- _Text passage_:
^^^^^^^^

LC 200 & LC 463


Solution to LeetCode 200 Number of Islands & LeetCode 463 Island Perimeter. Other problems related to ‘island’ are LC 695 and LC 829.

LeetCode 200

Number of Islands (Medium). [link]

1] DFS. Count the number of island and use function DFS to turn all ‘1’ in one island into ‘0’. Time complexity O(height*width), space complexity O(height*width).

class Solution:
    def numIslands(self, grid: List[List[str]]) -> int:
        def DFS(grid, w, h):
            if w < 0 or h < 0 or h >= height or w >= width or grid[h][w] == '0':
                return 
            grid[h][w] = '0'
            DFS(grid, w+1, h)
            DFS(grid, w-1, h)
            DFS(grid, w, h+1)
            DFS(grid, w, h-1)
        
        height = len(grid)
        width = len(grid[0])
        if height == 0 : return 0
        
        ans = 0
        for h in range(height):
            for w in range(width):
                if grid[h][w] == '1':
                    ans += 1
                    DFS(grid, w, h)
        return ans

2] BFS. Time complexity O(width*height). Space complexity O(width*height).

class Solution:
    def numIslands(self, grid: List[List[str]]) -> int:
        def BFS(grid, w, h):
            que = [[w, h]]
            while que:
                [w,h] = que.pop(0)

^^^^^^^^

- _Data excerpt_:
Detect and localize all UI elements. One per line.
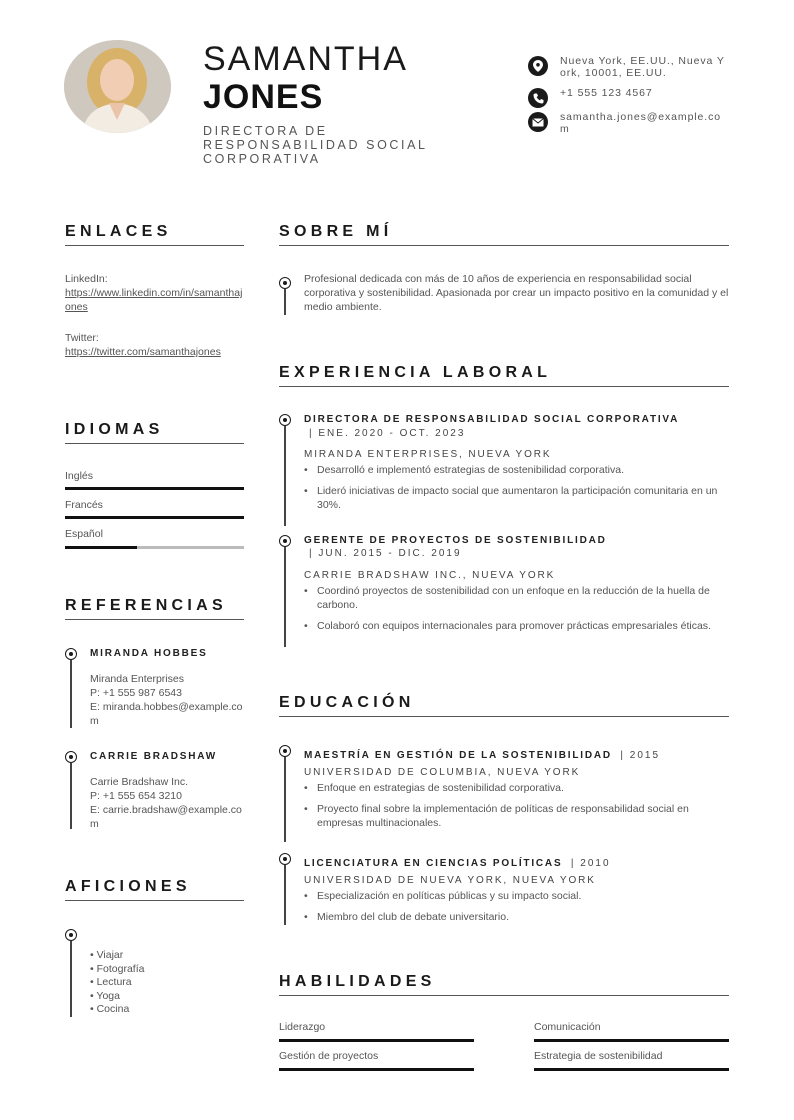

^^^^^^^^

In the LeetCode island text, turn the paragraph that begins "1] DFS." into a short list that keeps its main facts.

- Approach: DFS
- Count the islands, using a DFS function to change every '1' in an island to '0'
- Time complexity: O(height*width)
- Space complexity: O(height*width)